**What is required:**
Copy out the entries below precisely; nothing is to be omitted.

**Data:**
════════════════

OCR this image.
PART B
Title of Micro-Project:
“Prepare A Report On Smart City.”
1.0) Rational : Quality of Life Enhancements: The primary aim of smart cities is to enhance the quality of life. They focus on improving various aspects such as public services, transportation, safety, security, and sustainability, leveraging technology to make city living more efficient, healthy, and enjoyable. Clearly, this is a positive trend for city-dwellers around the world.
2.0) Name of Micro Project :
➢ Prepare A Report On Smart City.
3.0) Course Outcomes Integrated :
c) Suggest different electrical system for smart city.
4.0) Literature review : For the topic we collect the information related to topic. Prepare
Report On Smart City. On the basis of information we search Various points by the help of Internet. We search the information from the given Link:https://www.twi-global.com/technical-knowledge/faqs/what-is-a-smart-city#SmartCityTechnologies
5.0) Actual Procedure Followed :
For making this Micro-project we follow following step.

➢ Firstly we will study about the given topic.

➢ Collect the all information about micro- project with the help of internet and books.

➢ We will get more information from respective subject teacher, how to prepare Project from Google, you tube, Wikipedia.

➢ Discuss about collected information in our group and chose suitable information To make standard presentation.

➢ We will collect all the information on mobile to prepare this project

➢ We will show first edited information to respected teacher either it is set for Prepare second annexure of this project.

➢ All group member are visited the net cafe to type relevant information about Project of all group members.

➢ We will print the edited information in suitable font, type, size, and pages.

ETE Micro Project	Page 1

════════════════

**Correct result:**
OCR this image.
PART B
Title of Micro-Project:
“Prepare A Report On Smart City.”
1.0) Rational : Quality of Life Enhancements: The primary aim of smart cities is to enhance the quality of life. They focus on improving various aspects such as public services, transportation, safety, security, and sustainability, leveraging technology to make city living more efficient, healthy, and enjoyable. Clearly, this is a positive trend for city-dwellers around the world.
2.0) Name of Micro Project :
➢ Prepare A Report On Smart City.
3.0) Course Outcomes Integrated :
c) Suggest different electrical system for smart city.
4.0) Literature review : For the topic we collect the information related to topic. Prepare
Report On Smart City. On the basis of information we search Various points by the help of Internet. We search the information from the given Link:https://www.twi-global.com/technical-knowledge/faqs/what-is-a-smart-city#SmartCityTechnologies
5.0) Actual Procedure Followed :
For making this Micro-project we follow following step.

➢ Firstly we will study about the given topic.

➢ Collect the all information about micro- project with the help of internet and books.

➢ We will get more information from respective subject teacher, how to prepare Project from Google, you tube, Wikipedia.

➢ Discuss about collected information in our group and chose suitable information To make standard presentation.

➢ We will collect all the information on mobile to prepare this project

➢ We will show first edited information to respected teacher either it is set for Prepare second annexure of this project.

➢ All group member are visited the net cafe to type relevant information about Project of all group members.

➢ We will print the edited information in suitable font, type, size, and pages.

ETE Micro Project	Page 1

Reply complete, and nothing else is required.